— Document passage —

Good for them - I like the fact they are making use of them rather than having handsome lawn ornaments. :smile3: 

I need some crisps or something (body very much a ramshackle temple) - looks like we're about to get going though!


----------



## teapot (5 August 2016)

Ooo crisps, good shout!


----------



## numptynoelle (6 August 2016)

Ooh. Shiny.


----------



## teapot (6 August 2016)

It's different


----------



## numptynoelle (6 August 2016)

It's very green. And twisty.


----------



## Honey08 (6 August 2016)

They've gone all London!

I'm liking the weave thing going on.


----------



## Kadastorm (6 August 2016)

It is different, the thing similar to the maypole (weave thing)  I liked - gave me some artistic inspiration


----------



## teapot (6 August 2016)

Ooo slave trade, we left that bit out of our's...


----------



## Kadastorm (6 August 2016)

teapot said:



			Ooo slave trade, we left that bit out of our's...
		
Click to expand...

Yep! Quite liking this to be honest!


----------



## teapot (6 August 2016)

I'm warming to it


----------



## numptynoelle (6 August 2016)

Slow build I think - liking this parkour bit!


----------



## Peregrine Falcon (6 August 2016)

I shall endeavour to stay to watch the British team come in.  I have just said to my hubby that this Olympics hasn't yet featured on my radar but I shall def be watching as much as poss!!!


----------



## numptynoelle (6 August 2016)

Giselle really is ridiculously good-looking.


----------



## teapot (6 August 2016)

Peregrine Falcon said:



			I shall endeavour to stay to watch the British team come in.  I have just said to my hubby that this Olympics hasn't yet featured on my radar but I shall def be watching as much as poss!!!
		
Click to expand...

I think there's something about the Olympics though that can leave you a bit non plussed, then you put it on for five minutes between doing something, and six hours later you've watched men you've never heard of run 10000m, learnt the rules to a sport you've never heard of, and start cheering a country you can't place on a map.


----------



## Honey08 (6 August 2016)

I love that you can watch the same thing all over the world.  its one thing I don't feel I miss out on by going away.


----------



## teapot (6 August 2016)

Is this what it's like to go clubbing in Rio?


----------



## numptynoelle (6 August 2016)

I like the seed idea!


----------



## teapot (6 August 2016)

Ooo teams time!


----------



## teapot (6 August 2016)

Seed idea is very clever.


----------



## numptynoelle (6 August 2016)

Team time...otherwise known as, let's spot the hotties! :biggrin3:


----------



## Honey08 (6 August 2016)

Aargh, the best bit, the athletes, and I've got to go to work!!

Goodnight ladies.


----------



## numptynoelle (6 August 2016)

Honey08 said:



			Aargh, the best bit, the athletes, and I've got to go to work!!

Goodnight ladies.
		
Click to expand...

Safe flight Honey! :smile3:


----------



## teapot (6 August 2016)

Layout element annotations:
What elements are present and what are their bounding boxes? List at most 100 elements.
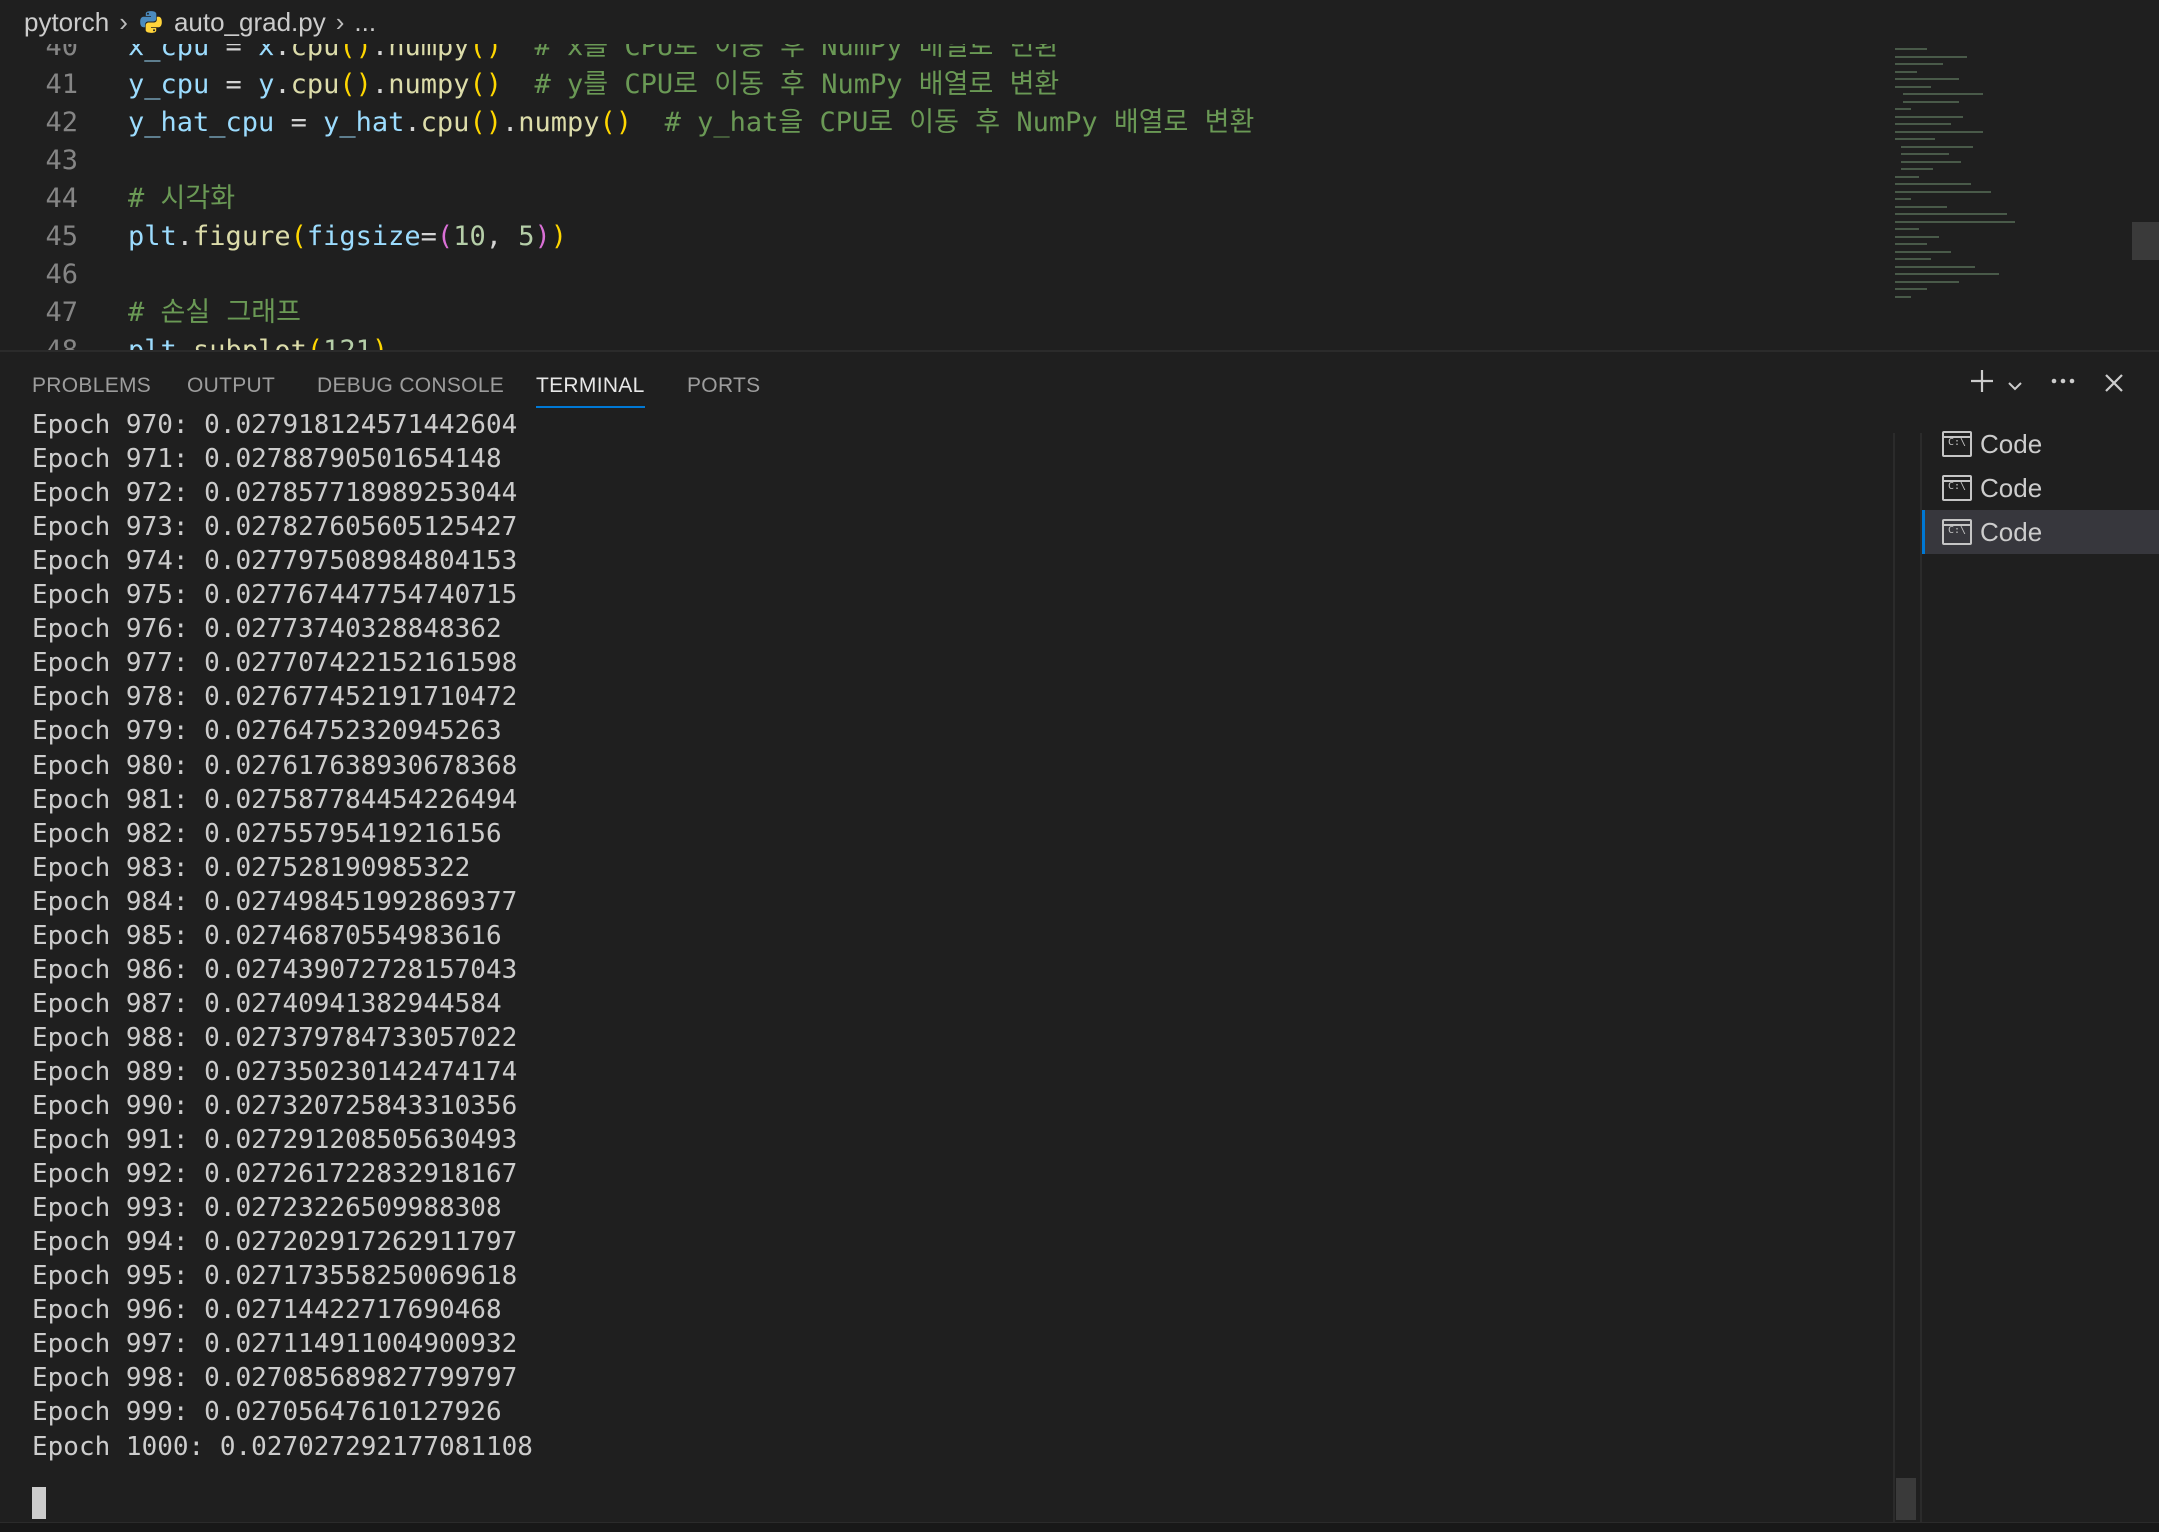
minimap-line	[1903, 100, 1959, 103]
terminal-line: Epoch 983: 0.027528190985322	[32, 852, 471, 883]
minimap-line	[1895, 63, 1943, 65]
line-number: 44	[45, 183, 78, 214]
minimap-line	[1895, 78, 1959, 80]
new-terminal-icon[interactable]	[1962, 366, 2002, 406]
terminal-cursor	[32, 1487, 46, 1519]
terminal-session-item[interactable]: C:\ Code	[1922, 422, 2159, 466]
terminal-line: Epoch 985: 0.02746870554983616	[32, 920, 502, 951]
code-line[interactable]: 46	[0, 256, 1880, 294]
minimap-line	[1895, 85, 1931, 88]
chevron-right-icon: ›	[119, 6, 128, 37]
minimap-line	[1895, 123, 1951, 125]
minimap-line	[1895, 280, 1959, 283]
minimap-line	[1895, 205, 1947, 208]
minimap-line	[1895, 258, 1931, 260]
chevron-right-icon: ›	[335, 6, 345, 37]
code-text: x_cpu = x.cpu().numpy() # x를 CPU로 이동 후 N…	[128, 44, 1060, 62]
line-number: 41	[45, 69, 78, 100]
terminal-output[interactable]: Epoch 970: 0.027918124571442604 Epoch 971…	[0, 410, 1920, 1520]
line-number: 47	[45, 297, 78, 328]
terminal-line: Epoch 981: 0.027587784454226494	[32, 784, 518, 815]
editor-scrollbar[interactable]	[2132, 222, 2159, 260]
terminal-line: Epoch 979: 0.02764752320945263	[32, 716, 502, 747]
minimap-line	[1895, 55, 1967, 58]
terminal-line: Epoch 980: 0.027617638930678368	[32, 750, 518, 781]
code-text: plt.figure(figsize=(10, 5))	[128, 221, 568, 252]
minimap-line	[1895, 213, 2007, 215]
minimap-line	[1895, 138, 1935, 140]
terminal-line: Epoch 997: 0.027114911004900932	[32, 1329, 518, 1360]
code-line[interactable]: 44 # 시각화	[0, 180, 1880, 218]
code-text: y_hat_cpu = y_hat.cpu().numpy() # y_hat을…	[128, 107, 1255, 138]
terminal-session-label: Code	[1980, 472, 2043, 503]
code-line[interactable]: 41 y_cpu = y.cpu().numpy() # y를 CPU로 이동 후…	[0, 66, 1880, 104]
terminal-line: Epoch 1000: 0.027027292177081108	[32, 1431, 533, 1462]
terminal-cmd-icon: C:\	[1942, 431, 1972, 457]
code-text: # 시각화	[128, 183, 236, 214]
tab-terminal[interactable]: TERMINAL	[536, 352, 645, 420]
minimap[interactable]	[1895, 44, 2135, 350]
code-line[interactable]: 40 x_cpu = x.cpu().numpy() # x를 CPU로 이동 후…	[0, 44, 1880, 66]
terminal-cmd-icon: C:\	[1942, 475, 1972, 501]
terminal-line: Epoch 975: 0.027767447754740715	[32, 580, 518, 611]
terminal-session-label: Code	[1980, 516, 2043, 547]
minimap-line	[1895, 265, 1975, 268]
minimap-line	[1901, 160, 1961, 163]
minimap-line	[1895, 48, 1927, 50]
minimap-line	[1895, 243, 1927, 245]
terminal-line: Epoch 991: 0.027291208505630493	[32, 1125, 518, 1156]
minimap-line	[1895, 273, 1999, 275]
terminal-line: Epoch 995: 0.027173558250069618	[32, 1261, 518, 1292]
code-line[interactable]: 47 # 손실 그래프	[0, 294, 1880, 332]
minimap-line	[1895, 190, 1991, 193]
code-text: plt.subplot(121)	[128, 332, 388, 350]
breadcrumb-more[interactable]: ...	[354, 7, 376, 38]
code-line[interactable]: 48 plt.subplot(121)	[0, 332, 1880, 350]
terminal-line: Epoch 970: 0.027918124571442604	[32, 410, 518, 440]
minimap-line	[1895, 183, 1971, 185]
code-line[interactable]: 45 plt.figure(figsize=(10, 5))	[0, 218, 1880, 256]
terminal-scroll-track	[1893, 433, 1895, 1523]
code-editor[interactable]: 40 x_cpu = x.cpu().numpy() # x를 CPU로 이동 후…	[0, 44, 2159, 350]
minimap-line	[1895, 295, 1911, 298]
close-panel-icon[interactable]	[2094, 366, 2134, 406]
terminal-line: Epoch 989: 0.027350230142474174	[32, 1056, 518, 1087]
line-number: 43	[45, 145, 78, 176]
line-number: 45	[45, 221, 78, 252]
breadcrumb-file[interactable]: auto_grad.py	[174, 7, 326, 38]
minimap-line	[1895, 198, 1911, 200]
minimap-line	[1895, 250, 1951, 253]
minimap-line	[1901, 153, 1949, 155]
minimap-line	[1895, 175, 1919, 178]
terminal-line: Epoch 988: 0.027379784733057022	[32, 1022, 518, 1053]
terminal-line: Epoch 974: 0.027797508984804153	[32, 546, 518, 577]
terminal-line: Epoch 998: 0.027085689827799797	[32, 1363, 518, 1394]
breadcrumb-folder[interactable]: pytorch	[24, 7, 109, 38]
minimap-line	[1901, 168, 1933, 170]
terminal-line: Epoch 971: 0.02788790501654148	[32, 444, 502, 475]
code-line[interactable]: 42 y_hat_cpu = y_hat.cpu().numpy() # y_ha…	[0, 104, 1880, 142]
terminal-session-item[interactable]: C:\ Code	[1922, 466, 2159, 510]
more-actions-icon[interactable]	[2043, 366, 2083, 406]
minimap-line	[1895, 70, 1918, 73]
minimap-line	[1901, 145, 1973, 148]
terminal-session-item[interactable]: C:\ Code	[1922, 510, 2159, 554]
terminal-line: Epoch 986: 0.027439072728157043	[32, 954, 518, 985]
code-line[interactable]: 43	[0, 142, 1880, 180]
terminal-scrollbar[interactable]	[1896, 1478, 1916, 1520]
terminal-line: Epoch 976: 0.02773740328848362	[32, 614, 502, 645]
terminal-cmd-icon: C:\	[1942, 519, 1972, 545]
terminal-line: Epoch 994: 0.027202917262911797	[32, 1227, 518, 1258]
minimap-line	[1895, 108, 1911, 110]
terminal-line: Epoch 984: 0.027498451992869377	[32, 886, 518, 917]
tab-ports[interactable]: PORTS	[687, 352, 760, 420]
terminal-session-label: Code	[1980, 428, 2043, 459]
breadcrumb: pytorch › auto_grad.py › ...	[0, 0, 2159, 44]
code-text: y_cpu = y.cpu().numpy() # y를 CPU로 이동 후 N…	[128, 69, 1060, 100]
line-number: 48	[0, 332, 78, 350]
line-number: 40	[45, 44, 78, 62]
chevron-down-icon[interactable]	[1997, 366, 2033, 406]
line-number: 46	[45, 259, 78, 290]
terminal-line: Epoch 987: 0.02740941382944584	[32, 988, 502, 1019]
terminal-line: Epoch 996: 0.02714422717690468	[32, 1295, 502, 1326]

— Actions to take —
1. In the forum thread, what does teapot say was left out of "our's"?
2. In the forum thread, swap "clubbing" for "dancing" and reproduce the passage from "I love that" up to and including "clubbing in Rio?".
3. State whether each statement agrees with the forum thread, answering yes or no and quoting the deciding words: (a) Peregrine Falcon intends to try to stay up to watch the British team come in. (b) Kadastorm disliked the thing similar to the maypole. (c) Honey08 feels she misses out on the Olympics by going away.

— Per-task outputs —
1. The slave trade.

2.
I love that you can watch the same thing all over the world.  its one thing I don't feel I miss out on by going away.


----------



## teapot (6 August 2016)

Is this what it's like to go dancing in Rio?

3.
(a) Yes: "I shall endeavour to stay to watch the British team come in."
(b) No: "the thing similar to the maypole (weave thing)  I liked"
(c) No: "its one thing I don't feel I miss out on by going away."